[Dataset items]
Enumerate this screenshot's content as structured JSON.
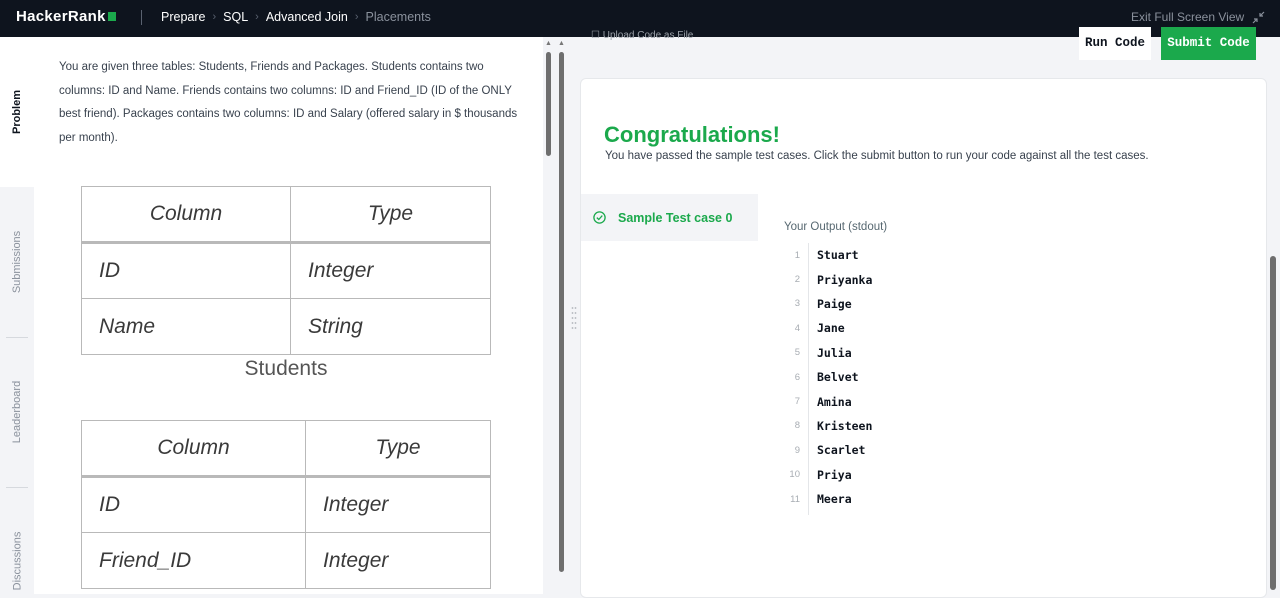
{
  "nav": {
    "logo": "HackerRank",
    "breadcrumbs": [
      "Prepare",
      "SQL",
      "Advanced Join",
      "Placements"
    ],
    "exit_fullscreen": "Exit Full Screen View"
  },
  "side_tabs": [
    "Problem",
    "Submissions",
    "Leaderboard",
    "Discussions"
  ],
  "problem": {
    "description": "You are given three tables: Students, Friends and Packages. Students contains two columns: ID and Name. Friends contains two columns: ID and Friend_ID (ID of the ONLY best friend). Packages contains two columns: ID and Salary (offered salary in $ thousands per month).",
    "students_table": {
      "headers": [
        "Column",
        "Type"
      ],
      "rows": [
        [
          "ID",
          "Integer"
        ],
        [
          "Name",
          "String"
        ]
      ],
      "caption": "Students"
    },
    "friends_table": {
      "headers": [
        "Column",
        "Type"
      ],
      "rows": [
        [
          "ID",
          "Integer"
        ],
        [
          "Friend_ID",
          "Integer"
        ]
      ]
    }
  },
  "editor": {
    "upload_label": "Upload Code as File",
    "run_label": "Run Code",
    "submit_label": "Submit Code"
  },
  "results": {
    "title": "Congratulations!",
    "subtitle": "You have passed the sample test cases. Click the submit button to run your code against all the test cases.",
    "testcase_label": "Sample Test case 0",
    "output_label": "Your Output (stdout)",
    "output_lines": [
      {
        "n": "1",
        "v": "Stuart"
      },
      {
        "n": "2",
        "v": "Priyanka"
      },
      {
        "n": "3",
        "v": "Paige"
      },
      {
        "n": "4",
        "v": "Jane"
      },
      {
        "n": "5",
        "v": "Julia"
      },
      {
        "n": "6",
        "v": "Belvet"
      },
      {
        "n": "7",
        "v": "Amina"
      },
      {
        "n": "8",
        "v": "Kristeen"
      },
      {
        "n": "9",
        "v": "Scarlet"
      },
      {
        "n": "10",
        "v": "Priya"
      },
      {
        "n": "11",
        "v": "Meera"
      }
    ]
  },
  "colors": {
    "nav_bg": "#0e141e",
    "accent_green": "#1ba94c"
  }
}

* WHAT YOU WILL DO:
Transcribe every line from the records above without alteration, and leave out the images.

* CORRECT RESPONSE:
Enumerate this screenshot's content as structured JSON.
{
  "nav": {
    "logo": "HackerRank",
    "breadcrumbs": [
      "Prepare",
      "SQL",
      "Advanced Join",
      "Placements"
    ],
    "exit_fullscreen": "Exit Full Screen View"
  },
  "side_tabs": [
    "Problem",
    "Submissions",
    "Leaderboard",
    "Discussions"
  ],
  "problem": {
    "description": "You are given three tables: Students, Friends and Packages. Students contains two columns: ID and Name. Friends contains two columns: ID and Friend_ID (ID of the ONLY best friend). Packages contains two columns: ID and Salary (offered salary in $ thousands per month).",
    "students_table": {
      "headers": [
        "Column",
        "Type"
      ],
      "rows": [
        [
          "ID",
          "Integer"
        ],
        [
          "Name",
          "String"
        ]
      ],
      "caption": "Students"
    },
    "friends_table": {
      "headers": [
        "Column",
        "Type"
      ],
      "rows": [
        [
          "ID",
          "Integer"
        ],
        [
          "Friend_ID",
          "Integer"
        ]
      ]
    }
  },
  "editor": {
    "upload_label": "Upload Code as File",
    "run_label": "Run Code",
    "submit_label": "Submit Code"
  },
  "results": {
    "title": "Congratulations!",
    "subtitle": "You have passed the sample test cases. Click the submit button to run your code against all the test cases.",
    "testcase_label": "Sample Test case 0",
    "output_label": "Your Output (stdout)",
    "output_lines": [
      {
        "n": "1",
        "v": "Stuart"
      },
      {
        "n": "2",
        "v": "Priyanka"
      },
      {
        "n": "3",
        "v": "Paige"
      },
      {
        "n": "4",
        "v": "Jane"
      },
      {
        "n": "5",
        "v": "Julia"
      },
      {
        "n": "6",
        "v": "Belvet"
      },
      {
        "n": "7",
        "v": "Amina"
      },
      {
        "n": "8",
        "v": "Kristeen"
      },
      {
        "n": "9",
        "v": "Scarlet"
      },
      {
        "n": "10",
        "v": "Priya"
      },
      {
        "n": "11",
        "v": "Meera"
      }
    ]
  },
  "colors": {
    "nav_bg": "#0e141e",
    "accent_green": "#1ba94c"
  }
}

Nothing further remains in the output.